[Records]
* begin *

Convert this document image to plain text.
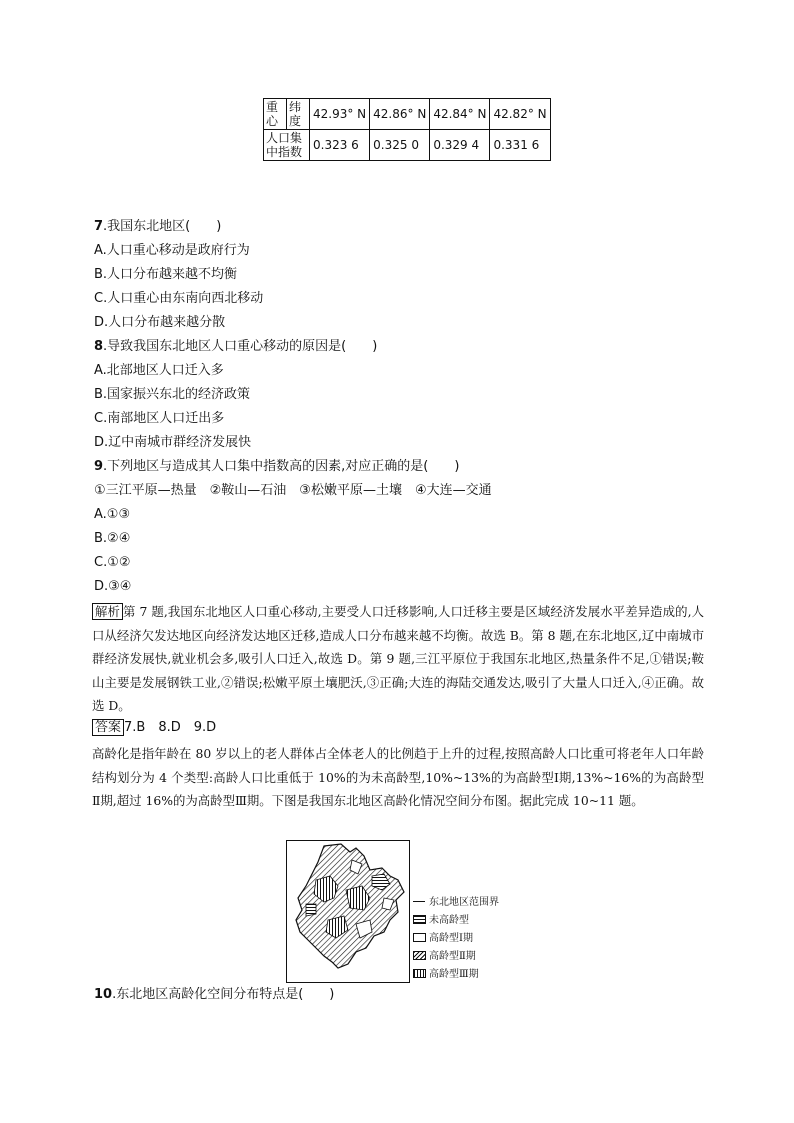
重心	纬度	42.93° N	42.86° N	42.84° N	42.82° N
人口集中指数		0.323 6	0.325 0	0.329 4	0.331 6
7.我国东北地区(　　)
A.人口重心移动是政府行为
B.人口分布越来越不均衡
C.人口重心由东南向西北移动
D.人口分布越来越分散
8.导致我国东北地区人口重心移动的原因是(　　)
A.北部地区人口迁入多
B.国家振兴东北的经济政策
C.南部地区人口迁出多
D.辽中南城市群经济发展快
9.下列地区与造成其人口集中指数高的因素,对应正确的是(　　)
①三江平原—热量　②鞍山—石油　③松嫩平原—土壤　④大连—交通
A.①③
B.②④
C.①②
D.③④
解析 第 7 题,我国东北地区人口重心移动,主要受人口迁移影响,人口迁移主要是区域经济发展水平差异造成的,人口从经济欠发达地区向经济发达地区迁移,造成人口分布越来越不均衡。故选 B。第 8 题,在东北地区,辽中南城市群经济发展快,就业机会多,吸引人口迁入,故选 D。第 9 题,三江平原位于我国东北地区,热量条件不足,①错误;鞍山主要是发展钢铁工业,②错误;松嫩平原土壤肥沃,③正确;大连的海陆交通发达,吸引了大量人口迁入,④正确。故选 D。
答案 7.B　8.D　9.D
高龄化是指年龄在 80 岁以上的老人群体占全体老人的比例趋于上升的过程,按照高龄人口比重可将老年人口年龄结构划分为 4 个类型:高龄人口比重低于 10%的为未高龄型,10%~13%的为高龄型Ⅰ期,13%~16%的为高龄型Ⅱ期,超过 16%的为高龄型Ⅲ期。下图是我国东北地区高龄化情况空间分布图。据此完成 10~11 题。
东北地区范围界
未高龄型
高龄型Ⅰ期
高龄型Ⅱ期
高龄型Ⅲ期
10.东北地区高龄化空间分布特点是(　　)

* end *
* begin *

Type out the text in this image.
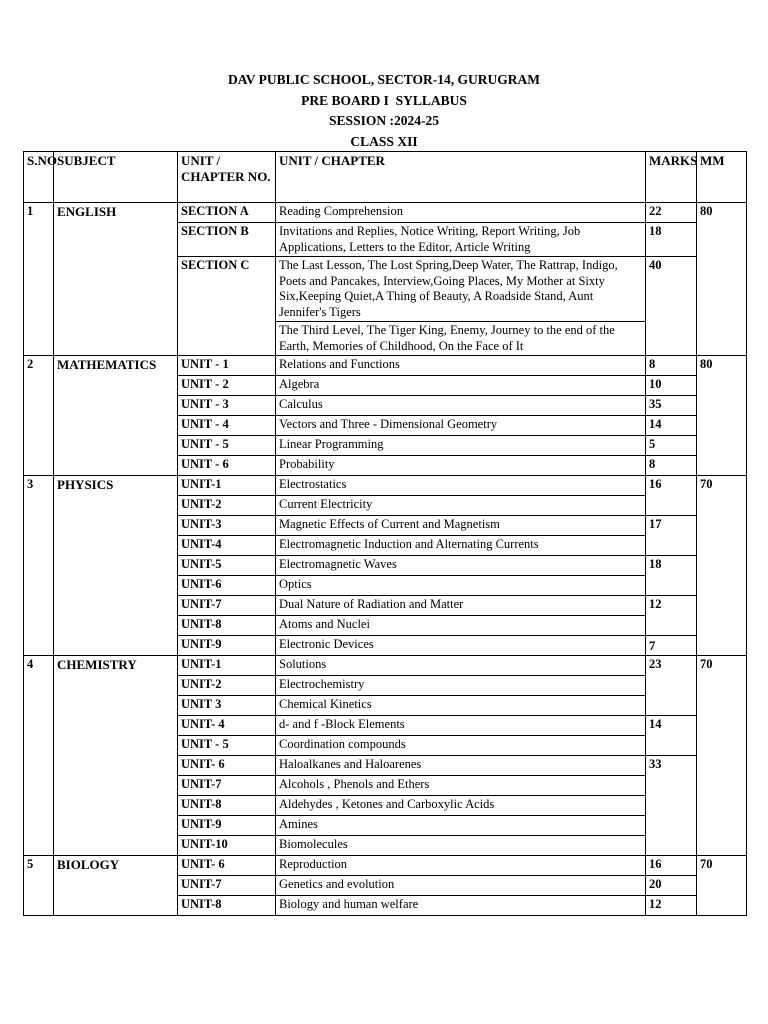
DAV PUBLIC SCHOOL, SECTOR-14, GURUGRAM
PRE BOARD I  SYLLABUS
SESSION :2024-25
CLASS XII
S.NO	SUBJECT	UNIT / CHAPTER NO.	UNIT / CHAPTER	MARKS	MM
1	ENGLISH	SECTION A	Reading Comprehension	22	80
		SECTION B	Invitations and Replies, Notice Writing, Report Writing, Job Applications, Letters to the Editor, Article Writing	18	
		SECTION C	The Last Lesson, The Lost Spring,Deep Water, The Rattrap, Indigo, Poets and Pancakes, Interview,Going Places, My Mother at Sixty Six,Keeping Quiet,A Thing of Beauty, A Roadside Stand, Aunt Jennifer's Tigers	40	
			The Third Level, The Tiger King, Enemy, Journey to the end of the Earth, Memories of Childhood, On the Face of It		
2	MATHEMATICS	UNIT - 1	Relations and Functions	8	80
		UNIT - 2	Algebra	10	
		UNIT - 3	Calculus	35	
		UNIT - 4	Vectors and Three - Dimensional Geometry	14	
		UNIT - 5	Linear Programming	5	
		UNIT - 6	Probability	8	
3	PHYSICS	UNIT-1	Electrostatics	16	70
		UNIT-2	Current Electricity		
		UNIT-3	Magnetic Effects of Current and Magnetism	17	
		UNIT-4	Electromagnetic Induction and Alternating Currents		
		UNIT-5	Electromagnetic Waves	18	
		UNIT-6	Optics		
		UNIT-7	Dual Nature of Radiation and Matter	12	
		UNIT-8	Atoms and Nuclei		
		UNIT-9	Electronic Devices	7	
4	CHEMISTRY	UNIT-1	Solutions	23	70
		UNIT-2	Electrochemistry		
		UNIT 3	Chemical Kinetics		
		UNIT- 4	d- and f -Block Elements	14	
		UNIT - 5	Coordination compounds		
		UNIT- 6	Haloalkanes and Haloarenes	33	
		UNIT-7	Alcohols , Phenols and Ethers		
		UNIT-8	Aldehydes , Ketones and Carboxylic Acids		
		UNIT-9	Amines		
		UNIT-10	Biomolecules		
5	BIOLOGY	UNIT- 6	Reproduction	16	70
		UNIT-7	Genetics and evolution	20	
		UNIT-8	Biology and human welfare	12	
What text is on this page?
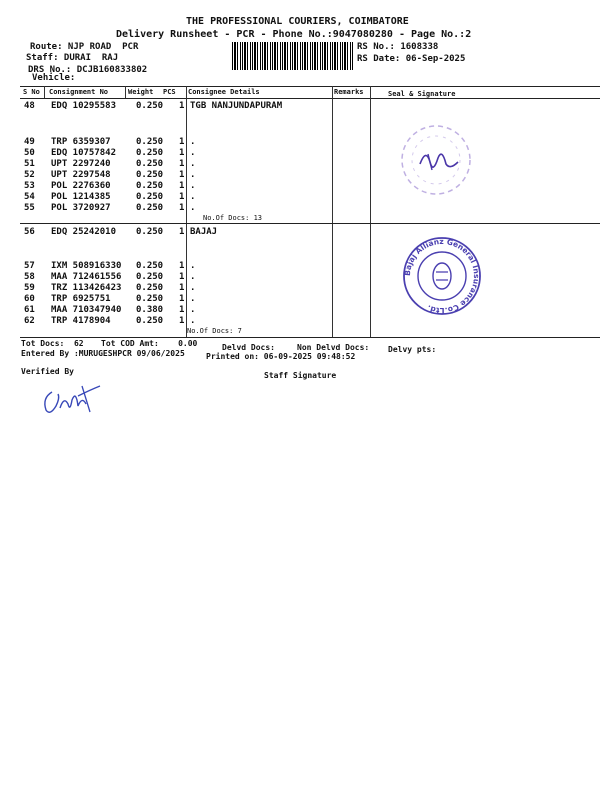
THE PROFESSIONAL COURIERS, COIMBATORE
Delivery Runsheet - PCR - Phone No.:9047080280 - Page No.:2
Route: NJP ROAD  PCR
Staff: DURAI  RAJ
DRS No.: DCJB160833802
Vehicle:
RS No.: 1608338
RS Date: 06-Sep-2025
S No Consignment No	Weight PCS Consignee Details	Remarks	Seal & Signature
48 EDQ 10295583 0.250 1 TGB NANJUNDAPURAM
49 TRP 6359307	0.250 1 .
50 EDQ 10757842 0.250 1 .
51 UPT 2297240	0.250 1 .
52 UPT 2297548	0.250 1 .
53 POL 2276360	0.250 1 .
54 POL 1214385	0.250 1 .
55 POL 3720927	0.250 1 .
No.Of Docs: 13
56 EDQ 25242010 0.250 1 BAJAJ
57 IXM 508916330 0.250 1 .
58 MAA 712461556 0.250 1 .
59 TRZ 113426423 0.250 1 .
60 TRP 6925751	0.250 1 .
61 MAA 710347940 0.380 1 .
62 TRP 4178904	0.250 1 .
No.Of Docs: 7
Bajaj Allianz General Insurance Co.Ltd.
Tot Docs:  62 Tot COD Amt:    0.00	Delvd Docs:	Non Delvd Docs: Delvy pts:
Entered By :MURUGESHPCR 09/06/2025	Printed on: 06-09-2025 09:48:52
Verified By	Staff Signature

* end *

### Task instructions:
From the records given above, copy all lines containing "Docs".

### Exercise solution:
No.Of Docs: 13
No.Of Docs: 7
Tot Docs:  62 Tot COD Amt:    0.00	Delvd Docs:	Non Delvd Docs: Delvy pts:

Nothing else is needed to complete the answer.